--- Start of Provided data ---
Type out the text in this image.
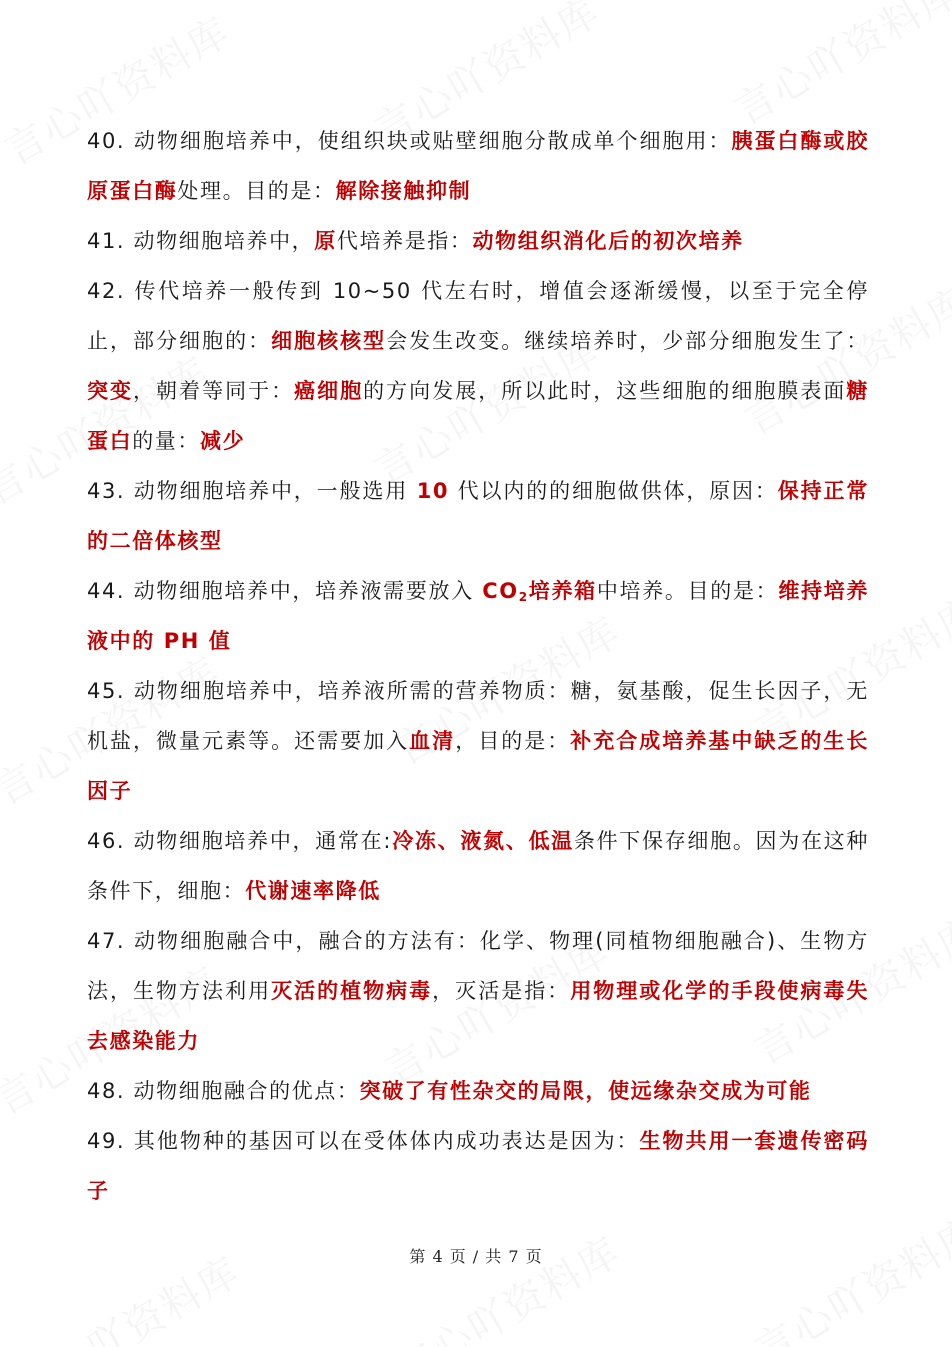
40. 动物细胞培养中，使组织块或贴壁细胞分散成单个细胞用：胰蛋白酶或胶原蛋白酶处理。目的是：解除接触抑制

41. 动物细胞培养中，原代培养是指：动物组织消化后的初次培养

42. 传代培养一般传到 10~50 代左右时，增值会逐渐缓慢，以至于完全停止，部分细胞的：细胞核核型会发生改变。继续培养时，少部分细胞发生了：突变，朝着等同于：癌细胞的方向发展，所以此时，这些细胞的细胞膜表面糖蛋白的量：减少

43. 动物细胞培养中，一般选用 10 代以内的的细胞做供体，原因：保持正常的二倍体核型

44. 动物细胞培养中，培养液需要放入 $CO_2$培养箱中培养。目的是：维持培养液中的 PH 值

45. 动物细胞培养中，培养液所需的营养物质：糖，氨基酸，促生长因子，无机盐，微量元素等。还需要加入血清，目的是：补充合成培养基中缺乏的生长因子

46. 动物细胞培养中，通常在:冷冻、液氮、低温条件下保存细胞。因为在这种条件下，细胞：代谢速率降低

47. 动物细胞融合中，融合的方法有：化学、物理(同植物细胞融合)、生物方法，生物方法利用灭活的植物病毒，灭活是指：用物理或化学的手段使病毒失去感染能力

48. 动物细胞融合的优点：突破了有性杂交的局限，使远缘杂交成为可能

49. 其他物种的基因可以在受体体内成功表达是因为：生物共用一套遗传密码子

第 4 页 / 共 7 页
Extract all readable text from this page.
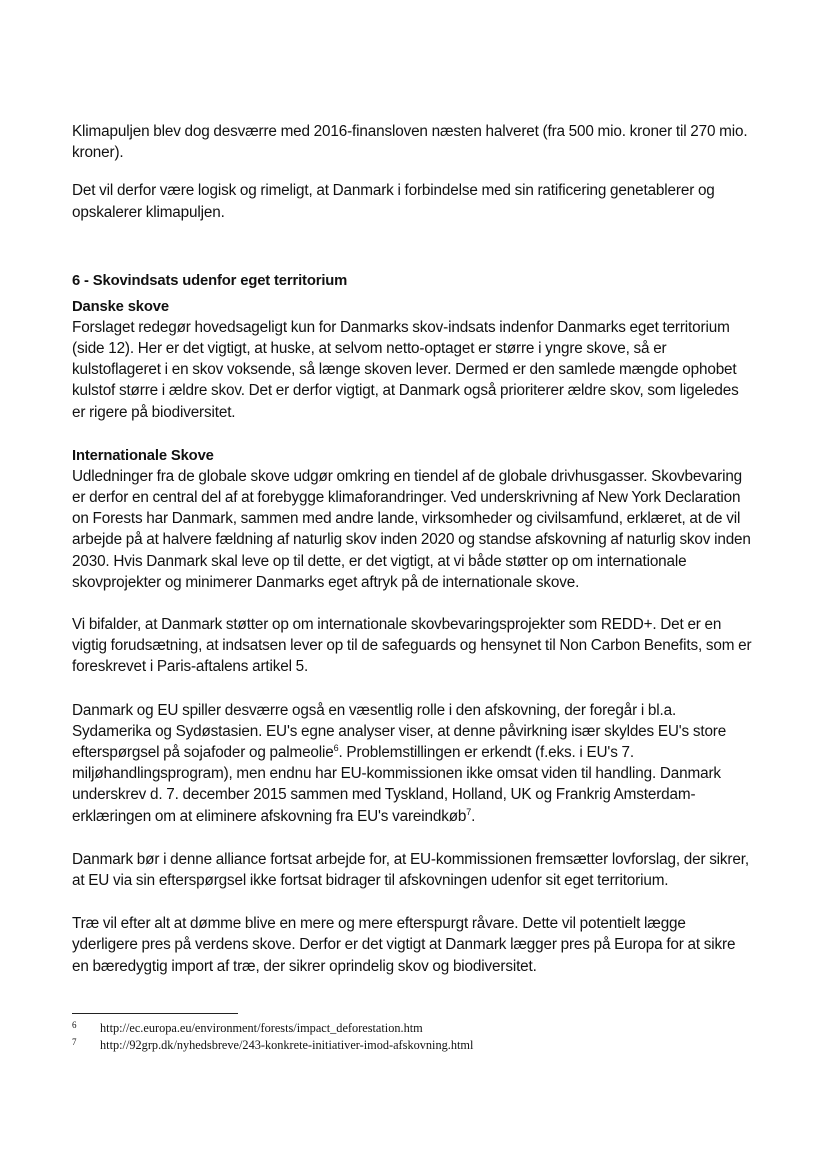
Klimapuljen blev dog desværre med 2016-finansloven næsten halveret (fra 500 mio. kroner til 270 mio. kroner).

Det vil derfor være logisk og rimeligt, at Danmark i forbindelse med sin ratificering genetablerer og opskalerer klimapuljen.

6 - Skovindsats udenfor eget territorium
Danske skove

Forslaget redegør hovedsageligt kun for Danmarks skov-indsats indenfor Danmarks eget territorium (side 12). Her er det vigtigt, at huske, at selvom netto-optaget er større i yngre skove, så er kulstoflageret i en skov voksende, så længe skoven lever. Dermed er den samlede mængde ophobet kulstof større i ældre skov. Det er derfor vigtigt, at Danmark også prioriterer ældre skov, som ligeledes er rigere på biodiversitet.

Internationale Skove

Udledninger fra de globale skove udgør omkring en tiendel af de globale drivhusgasser. Skovbevaring er derfor en central del af at forebygge klimaforandringer. Ved underskrivning af New York Declaration on Forests har Danmark, sammen med andre lande, virksomheder og civilsamfund, erklæret, at de vil arbejde på at halvere fældning af naturlig skov inden 2020 og standse afskovning af naturlig skov inden 2030. Hvis Danmark skal leve op til dette, er det vigtigt, at vi både støtter op om internationale skovprojekter og minimerer Danmarks eget aftryk på de internationale skove.

Vi bifalder, at Danmark støtter op om internationale skovbevaringsprojekter som REDD+. Det er en vigtig forudsætning, at indsatsen lever op til de safeguards og hensynet til Non Carbon Benefits, som er foreskrevet i Paris-aftalens artikel 5.

Danmark og EU spiller desværre også en væsentlig rolle i den afskovning, der foregår i bl.a. Sydamerika og Sydøstasien. EU's egne analyser viser, at denne påvirkning især skyldes EU's store efterspørgsel på sojafoder og palmeolie$^6$. Problemstillingen er erkendt (f.eks. i EU's 7. miljøhandlingsprogram), men endnu har EU-kommissionen ikke omsat viden til handling. Danmark underskrev d. 7. december 2015 sammen med Tyskland, Holland, UK og Frankrig Amsterdam-erklæringen om at eliminere afskovning fra EU's vareindkøb$^7$.

Danmark bør i denne alliance fortsat arbejde for, at EU-kommissionen fremsætter lovforslag, der sikrer, at EU via sin efterspørgsel ikke fortsat bidrager til afskovningen udenfor sit eget territorium.

Træ vil efter alt at dømme blive en mere og mere efterspurgt råvare. Dette vil potentielt lægge yderligere pres på verdens skove. Derfor er det vigtigt at Danmark lægger pres på Europa for at sikre en bæredygtig import af træ, der sikrer oprindelig skov og biodiversitet.

6	http://ec.europa.eu/environment/forests/impact_deforestation.htm
7	http://92grp.dk/nyhedsbreve/243-konkrete-initiativer-imod-afskovning.html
--- End of Provided data ---
* [Exercise description] Quote each entry above verbatim and drop the pictures.

* [Task solution]
Type out the text in this image.
40. 动物细胞培养中，使组织块或贴壁细胞分散成单个细胞用：胰蛋白酶或胶原蛋白酶处理。目的是：解除接触抑制

41. 动物细胞培养中，原代培养是指：动物组织消化后的初次培养

42. 传代培养一般传到 10~50 代左右时，增值会逐渐缓慢，以至于完全停止，部分细胞的：细胞核核型会发生改变。继续培养时，少部分细胞发生了：突变，朝着等同于：癌细胞的方向发展，所以此时，这些细胞的细胞膜表面糖蛋白的量：减少

43. 动物细胞培养中，一般选用 10 代以内的的细胞做供体，原因：保持正常的二倍体核型

44. 动物细胞培养中，培养液需要放入 $CO_2$培养箱中培养。目的是：维持培养液中的 PH 值

45. 动物细胞培养中，培养液所需的营养物质：糖，氨基酸，促生长因子，无机盐，微量元素等。还需要加入血清，目的是：补充合成培养基中缺乏的生长因子

46. 动物细胞培养中，通常在:冷冻、液氮、低温条件下保存细胞。因为在这种条件下，细胞：代谢速率降低

47. 动物细胞融合中，融合的方法有：化学、物理(同植物细胞融合)、生物方法，生物方法利用灭活的植物病毒，灭活是指：用物理或化学的手段使病毒失去感染能力

48. 动物细胞融合的优点：突破了有性杂交的局限，使远缘杂交成为可能

49. 其他物种的基因可以在受体体内成功表达是因为：生物共用一套遗传密码子

第 4 页 / 共 7 页
Extract all readable text from this page.
Klimapuljen blev dog desværre med 2016-finansloven næsten halveret (fra 500 mio. kroner til 270 mio. kroner).

Det vil derfor være logisk og rimeligt, at Danmark i forbindelse med sin ratificering genetablerer og opskalerer klimapuljen.

6 - Skovindsats udenfor eget territorium
Danske skove

Forslaget redegør hovedsageligt kun for Danmarks skov-indsats indenfor Danmarks eget territorium (side 12). Her er det vigtigt, at huske, at selvom netto-optaget er større i yngre skove, så er kulstoflageret i en skov voksende, så længe skoven lever. Dermed er den samlede mængde ophobet kulstof større i ældre skov. Det er derfor vigtigt, at Danmark også prioriterer ældre skov, som ligeledes er rigere på biodiversitet.

Internationale Skove

Udledninger fra de globale skove udgør omkring en tiendel af de globale drivhusgasser. Skovbevaring er derfor en central del af at forebygge klimaforandringer. Ved underskrivning af New York Declaration on Forests har Danmark, sammen med andre lande, virksomheder og civilsamfund, erklæret, at de vil arbejde på at halvere fældning af naturlig skov inden 2020 og standse afskovning af naturlig skov inden 2030. Hvis Danmark skal leve op til dette, er det vigtigt, at vi både støtter op om internationale skovprojekter og minimerer Danmarks eget aftryk på de internationale skove.

Vi bifalder, at Danmark støtter op om internationale skovbevaringsprojekter som REDD+. Det er en vigtig forudsætning, at indsatsen lever op til de safeguards og hensynet til Non Carbon Benefits, som er foreskrevet i Paris-aftalens artikel 5.

Danmark og EU spiller desværre også en væsentlig rolle i den afskovning, der foregår i bl.a. Sydamerika og Sydøstasien. EU's egne analyser viser, at denne påvirkning især skyldes EU's store efterspørgsel på sojafoder og palmeolie$^6$. Problemstillingen er erkendt (f.eks. i EU's 7. miljøhandlingsprogram), men endnu har EU-kommissionen ikke omsat viden til handling. Danmark underskrev d. 7. december 2015 sammen med Tyskland, Holland, UK og Frankrig Amsterdam-erklæringen om at eliminere afskovning fra EU's vareindkøb$^7$.

Danmark bør i denne alliance fortsat arbejde for, at EU-kommissionen fremsætter lovforslag, der sikrer, at EU via sin efterspørgsel ikke fortsat bidrager til afskovningen udenfor sit eget territorium.

Træ vil efter alt at dømme blive en mere og mere efterspurgt råvare. Dette vil potentielt lægge yderligere pres på verdens skove. Derfor er det vigtigt at Danmark lægger pres på Europa for at sikre en bæredygtig import af træ, der sikrer oprindelig skov og biodiversitet.

6	http://ec.europa.eu/environment/forests/impact_deforestation.htm
7	http://92grp.dk/nyhedsbreve/243-konkrete-initiativer-imod-afskovning.html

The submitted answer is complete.